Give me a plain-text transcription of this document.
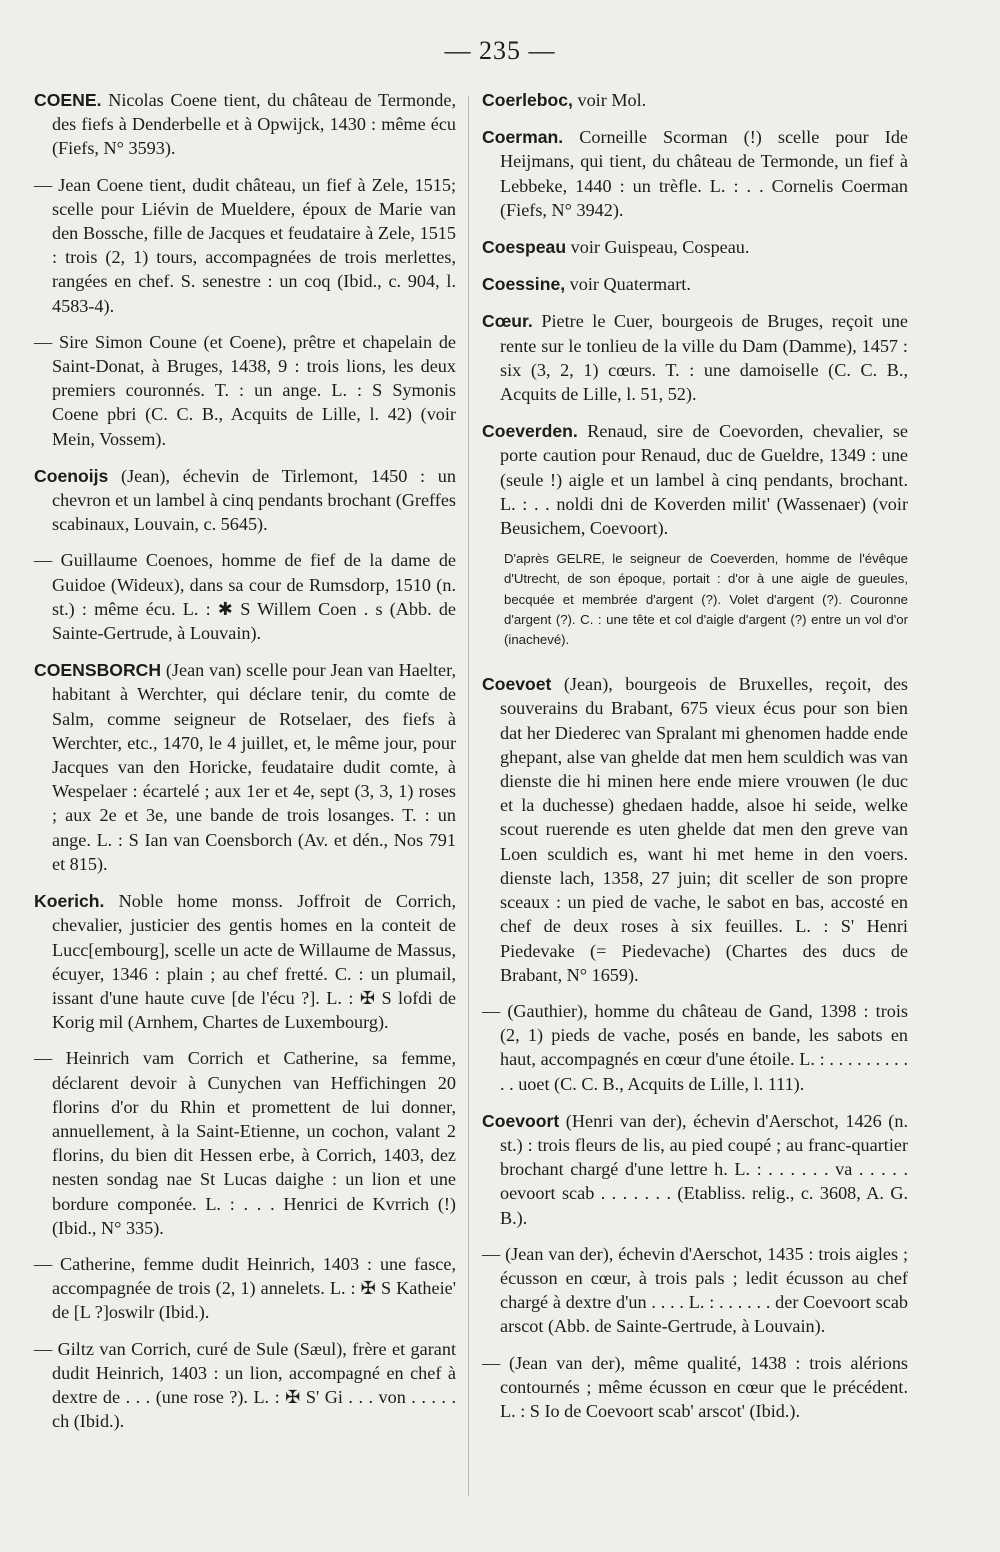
— 235 —

COENE. Nicolas Coene tient, du château de Termonde, des fiefs à Denderbelle et à Opwijck, 1430 : même écu (Fiefs, N° 3593).

— Jean Coene tient, dudit château, un fief à Zele, 1515; scelle pour Liévin de Mueldere, époux de Marie van den Bossche, fille de Jacques et feudataire à Zele, 1515 : trois (2, 1) tours, accompagnées de trois merlettes, rangées en chef. S. senestre : un coq (Ibid., c. 904, l. 4583-4).

— Sire Simon Coune (et Coene), prêtre et chapelain de Saint-Donat, à Bruges, 1438, 9 : trois lions, les deux premiers couronnés. T. : un ange. L. : S Symonis Coene pbri (C. C. B., Acquits de Lille, l. 42) (voir Mein, Vossem).

Coenoijs (Jean), échevin de Tirlemont, 1450 : un chevron et un lambel à cinq pendants brochant (Greffes scabinaux, Louvain, c. 5645).

— Guillaume Coenoes, homme de fief de la dame de Guidoe (Wideux), dans sa cour de Rumsdorp, 1510 (n. st.) : même écu. L. : ✱ S Willem Coen . s (Abb. de Sainte-Gertrude, à Louvain).

COENSBORCH (Jean van) scelle pour Jean van Haelter, habitant à Werchter, qui déclare tenir, du comte de Salm, comme seigneur de Rotselaer, des fiefs à Werchter, etc., 1470, le 4 juillet, et, le même jour, pour Jacques van den Horicke, feudataire dudit comte, à Wespelaer : écartelé ; aux 1er et 4e, sept (3, 3, 1) roses ; aux 2e et 3e, une bande de trois losanges. T. : un ange. L. : S Ian van Coensborch (Av. et dén., Nos 791 et 815).

Koerich. Noble home monss. Joffroit de Corrich, chevalier, justicier des gentis homes en la conteit de Lucc[embourg], scelle un acte de Willaume de Massus, écuyer, 1346 : plain ; au chef fretté. C. : un plumail, issant d'une haute cuve [de l'écu ?]. L. : ✠ S lofdi de Korig mil (Arnhem, Chartes de Luxembourg).

— Heinrich vam Corrich et Catherine, sa femme, déclarent devoir à Cunychen van Heffichingen 20 florins d'or du Rhin et promettent de lui donner, annuellement, à la Saint-Etienne, un cochon, valant 2 florins, du bien dit Hessen erbe, à Corrich, 1403, dez nesten sondag nae St Lucas daighe : un lion et une bordure componée. L. : . . . Henrici de Kvrrich (!) (Ibid., N° 335).

— Catherine, femme dudit Heinrich, 1403 : une fasce, accompagnée de trois (2, 1) annelets. L. : ✠ S Katheie' de [L ?]oswilr (Ibid.).

— Giltz van Corrich, curé de Sule (Sæul), frère et garant dudit Heinrich, 1403 : un lion, accompagné en chef à dextre de . . . (une rose ?). L. : ✠ S' Gi . . . von . . . . . ch (Ibid.).

Coerleboc, voir Mol.

Coerman. Corneille Scorman (!) scelle pour Ide Heijmans, qui tient, du château de Termonde, un fief à Lebbeke, 1440 : un trèfle. L. : . . Cornelis Coerman (Fiefs, N° 3942).

Coespeau voir Guispeau, Cospeau.

Coessine, voir Quatermart.

Cœur. Pietre le Cuer, bourgeois de Bruges, reçoit une rente sur le tonlieu de la ville du Dam (Damme), 1457 : six (3, 2, 1) cœurs. T. : une damoiselle (C. C. B., Acquits de Lille, l. 51, 52).

Coeverden. Renaud, sire de Coevorden, chevalier, se porte caution pour Renaud, duc de Gueldre, 1349 : une (seule !) aigle et un lambel à cinq pendants, brochant. L. : . . noldi dni de Koverden milit' (Wassenaer) (voir Beusichem, Coevoort).

D'après GELRE, le seigneur de Coeverden, homme de l'évêque d'Utrecht, de son époque, portait : d'or à une aigle de gueules, becquée et membrée d'argent (?). Volet d'argent (?). Couronne d'argent (?). C. : une tête et col d'aigle d'argent (?) entre un vol d'or (inachevé).

Coevoet (Jean), bourgeois de Bruxelles, reçoit, des souverains du Brabant, 675 vieux écus pour son bien dat her Diederec van Spralant mi ghenomen hadde ende ghepant, alse van ghelde dat men hem sculdich was van dienste die hi minen here ende miere vrouwen (le duc et la duchesse) ghedaen hadde, alsoe hi seide, welke scout ruerende es uten ghelde dat men den greve van Loen sculdich es, want hi met heme in den voers. dienste lach, 1358, 27 juin; dit sceller de son propre sceaux : un pied de vache, le sabot en bas, accosté en chef de deux roses à six feuilles. L. : S' Henri Piedevake (= Piedevache) (Chartes des ducs de Brabant, N° 1659).

— (Gauthier), homme du château de Gand, 1398 : trois (2, 1) pieds de vache, posés en bande, les sabots en haut, accompagnés en cœur d'une étoile. L. : . . . . . . . . . . . uoet (C. C. B., Acquits de Lille, l. 111).

Coevoort (Henri van der), échevin d'Aerschot, 1426 (n. st.) : trois fleurs de lis, au pied coupé ; au franc-quartier brochant chargé d'une lettre h. L. : . . . . . . va . . . . . oevoort scab . . . . . . . (Etabliss. relig., c. 3608, A. G. B.).

— (Jean van der), échevin d'Aerschot, 1435 : trois aigles ; écusson en cœur, à trois pals ; ledit écusson au chef chargé à dextre d'un . . . . L. : . . . . . . der Coevoort scab arscot (Abb. de Sainte-Gertrude, à Louvain).

— (Jean van der), même qualité, 1438 : trois alérions contournés ; même écusson en cœur que le précédent. L. : S Io de Coevoort scab' arscot' (Ibid.).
__________
Job: The data should be printed again unchanged; leave its pictures out.

Written response:
Give me a plain-text transcription of this document.
— 235 —

COENE. Nicolas Coene tient, du château de Termonde, des fiefs à Denderbelle et à Opwijck, 1430 : même écu (Fiefs, N° 3593).

— Jean Coene tient, dudit château, un fief à Zele, 1515; scelle pour Liévin de Mueldere, époux de Marie van den Bossche, fille de Jacques et feudataire à Zele, 1515 : trois (2, 1) tours, accompagnées de trois merlettes, rangées en chef. S. senestre : un coq (Ibid., c. 904, l. 4583-4).

— Sire Simon Coune (et Coene), prêtre et chapelain de Saint-Donat, à Bruges, 1438, 9 : trois lions, les deux premiers couronnés. T. : un ange. L. : S Symonis Coene pbri (C. C. B., Acquits de Lille, l. 42) (voir Mein, Vossem).

Coenoijs (Jean), échevin de Tirlemont, 1450 : un chevron et un lambel à cinq pendants brochant (Greffes scabinaux, Louvain, c. 5645).

— Guillaume Coenoes, homme de fief de la dame de Guidoe (Wideux), dans sa cour de Rumsdorp, 1510 (n. st.) : même écu. L. : ✱ S Willem Coen . s (Abb. de Sainte-Gertrude, à Louvain).

COENSBORCH (Jean van) scelle pour Jean van Haelter, habitant à Werchter, qui déclare tenir, du comte de Salm, comme seigneur de Rotselaer, des fiefs à Werchter, etc., 1470, le 4 juillet, et, le même jour, pour Jacques van den Horicke, feudataire dudit comte, à Wespelaer : écartelé ; aux 1er et 4e, sept (3, 3, 1) roses ; aux 2e et 3e, une bande de trois losanges. T. : un ange. L. : S Ian van Coensborch (Av. et dén., Nos 791 et 815).

Koerich. Noble home monss. Joffroit de Corrich, chevalier, justicier des gentis homes en la conteit de Lucc[embourg], scelle un acte de Willaume de Massus, écuyer, 1346 : plain ; au chef fretté. C. : un plumail, issant d'une haute cuve [de l'écu ?]. L. : ✠ S lofdi de Korig mil (Arnhem, Chartes de Luxembourg).

— Heinrich vam Corrich et Catherine, sa femme, déclarent devoir à Cunychen van Heffichingen 20 florins d'or du Rhin et promettent de lui donner, annuellement, à la Saint-Etienne, un cochon, valant 2 florins, du bien dit Hessen erbe, à Corrich, 1403, dez nesten sondag nae St Lucas daighe : un lion et une bordure componée. L. : . . . Henrici de Kvrrich (!) (Ibid., N° 335).

— Catherine, femme dudit Heinrich, 1403 : une fasce, accompagnée de trois (2, 1) annelets. L. : ✠ S Katheie' de [L ?]oswilr (Ibid.).

— Giltz van Corrich, curé de Sule (Sæul), frère et garant dudit Heinrich, 1403 : un lion, accompagné en chef à dextre de . . . (une rose ?). L. : ✠ S' Gi . . . von . . . . . ch (Ibid.).

Coerleboc, voir Mol.

Coerman. Corneille Scorman (!) scelle pour Ide Heijmans, qui tient, du château de Termonde, un fief à Lebbeke, 1440 : un trèfle. L. : . . Cornelis Coerman (Fiefs, N° 3942).

Coespeau voir Guispeau, Cospeau.

Coessine, voir Quatermart.

Cœur. Pietre le Cuer, bourgeois de Bruges, reçoit une rente sur le tonlieu de la ville du Dam (Damme), 1457 : six (3, 2, 1) cœurs. T. : une damoiselle (C. C. B., Acquits de Lille, l. 51, 52).

Coeverden. Renaud, sire de Coevorden, chevalier, se porte caution pour Renaud, duc de Gueldre, 1349 : une (seule !) aigle et un lambel à cinq pendants, brochant. L. : . . noldi dni de Koverden milit' (Wassenaer) (voir Beusichem, Coevoort).

D'après GELRE, le seigneur de Coeverden, homme de l'évêque d'Utrecht, de son époque, portait : d'or à une aigle de gueules, becquée et membrée d'argent (?). Volet d'argent (?). Couronne d'argent (?). C. : une tête et col d'aigle d'argent (?) entre un vol d'or (inachevé).

Coevoet (Jean), bourgeois de Bruxelles, reçoit, des souverains du Brabant, 675 vieux écus pour son bien dat her Diederec van Spralant mi ghenomen hadde ende ghepant, alse van ghelde dat men hem sculdich was van dienste die hi minen here ende miere vrouwen (le duc et la duchesse) ghedaen hadde, alsoe hi seide, welke scout ruerende es uten ghelde dat men den greve van Loen sculdich es, want hi met heme in den voers. dienste lach, 1358, 27 juin; dit sceller de son propre sceaux : un pied de vache, le sabot en bas, accosté en chef de deux roses à six feuilles. L. : S' Henri Piedevake (= Piedevache) (Chartes des ducs de Brabant, N° 1659).

— (Gauthier), homme du château de Gand, 1398 : trois (2, 1) pieds de vache, posés en bande, les sabots en haut, accompagnés en cœur d'une étoile. L. : . . . . . . . . . . . uoet (C. C. B., Acquits de Lille, l. 111).

Coevoort (Henri van der), échevin d'Aerschot, 1426 (n. st.) : trois fleurs de lis, au pied coupé ; au franc-quartier brochant chargé d'une lettre h. L. : . . . . . . va . . . . . oevoort scab . . . . . . . (Etabliss. relig., c. 3608, A. G. B.).

— (Jean van der), échevin d'Aerschot, 1435 : trois aigles ; écusson en cœur, à trois pals ; ledit écusson au chef chargé à dextre d'un . . . . L. : . . . . . . der Coevoort scab arscot (Abb. de Sainte-Gertrude, à Louvain).

— (Jean van der), même qualité, 1438 : trois alérions contournés ; même écusson en cœur que le précédent. L. : S Io de Coevoort scab' arscot' (Ibid.).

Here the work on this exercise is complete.